### Given request
Copy out the records in full, word for word, without pictures.

Data entries:
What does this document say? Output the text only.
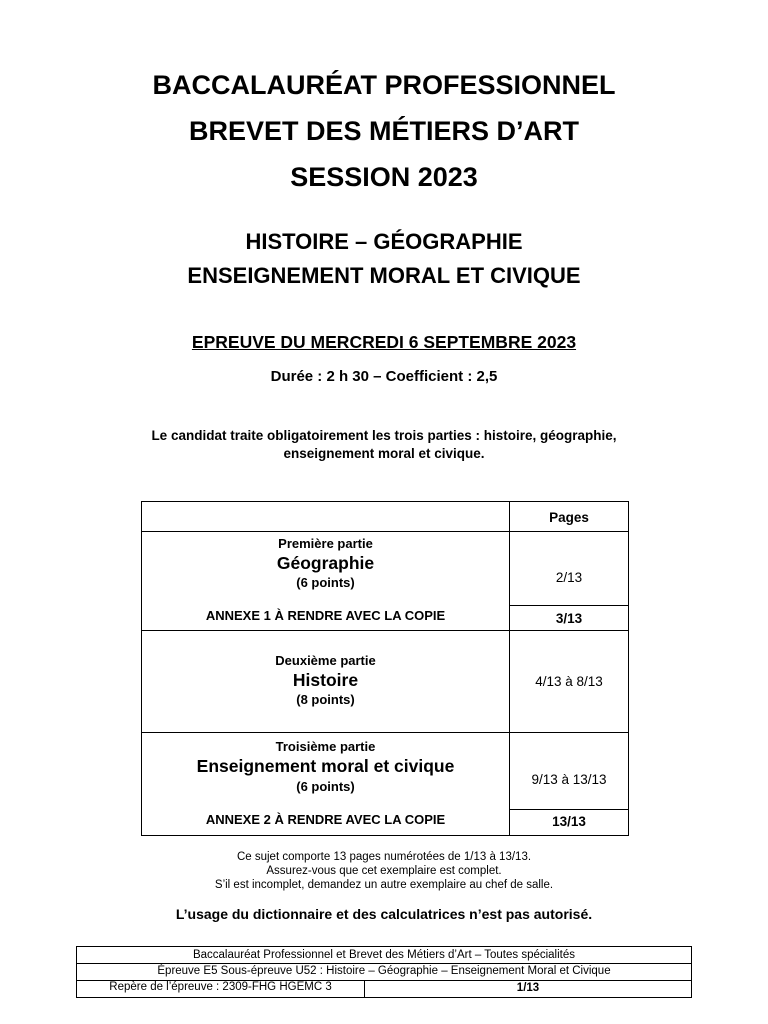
BACCALAURÉAT PROFESSIONNEL
BREVET DES MÉTIERS D’ART
SESSION 2023
HISTOIRE – GÉOGRAPHIE
ENSEIGNEMENT MORAL ET CIVIQUE
EPREUVE DU MERCREDI 6 SEPTEMBRE 2023
Durée : 2 h 30 – Coefficient : 2,5
Le candidat traite obligatoirement les trois parties : histoire, géographie,
enseignement moral et civique.
Pages
Première partie
Géographie
(6 points)
ANNEXE 1 À RENDRE AVEC LA COPIE
2/13
3/13
Deuxième partie
Histoire
(8 points)
4/13 à 8/13
Troisième partie
Enseignement moral et civique
(6 points)
ANNEXE 2 À RENDRE AVEC LA COPIE
9/13 à 13/13
13/13
Ce sujet comporte 13 pages numérotées de 1/13 à 13/13.
Assurez-vous que cet exemplaire est complet.
S’il est incomplet, demandez un autre exemplaire au chef de salle.
L’usage du dictionnaire et des calculatrices n’est pas autorisé.
Baccalauréat Professionnel et Brevet des Métiers d’Art – Toutes spécialités
Épreuve E5 Sous-épreuve U52 : Histoire – Géographie – Enseignement Moral et Civique
Repère de l’épreuve : 2309-FHG HGEMC 3	1/13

### Solution for this exercise
What does this document say? Output the text only.
BACCALAURÉAT PROFESSIONNEL
BREVET DES MÉTIERS D’ART
SESSION 2023
HISTOIRE – GÉOGRAPHIE
ENSEIGNEMENT MORAL ET CIVIQUE
EPREUVE DU MERCREDI 6 SEPTEMBRE 2023
Durée : 2 h 30 – Coefficient : 2,5
Le candidat traite obligatoirement les trois parties : histoire, géographie,
enseignement moral et civique.
Pages
Première partie
Géographie
(6 points)
ANNEXE 1 À RENDRE AVEC LA COPIE
2/13
3/13
Deuxième partie
Histoire
(8 points)
4/13 à 8/13
Troisième partie
Enseignement moral et civique
(6 points)
ANNEXE 2 À RENDRE AVEC LA COPIE
9/13 à 13/13
13/13
Ce sujet comporte 13 pages numérotées de 1/13 à 13/13.
Assurez-vous que cet exemplaire est complet.
S’il est incomplet, demandez un autre exemplaire au chef de salle.
L’usage du dictionnaire et des calculatrices n’est pas autorisé.
Baccalauréat Professionnel et Brevet des Métiers d’Art – Toutes spécialités
Épreuve E5 Sous-épreuve U52 : Histoire – Géographie – Enseignement Moral et Civique
Repère de l’épreuve : 2309-FHG HGEMC 3	1/13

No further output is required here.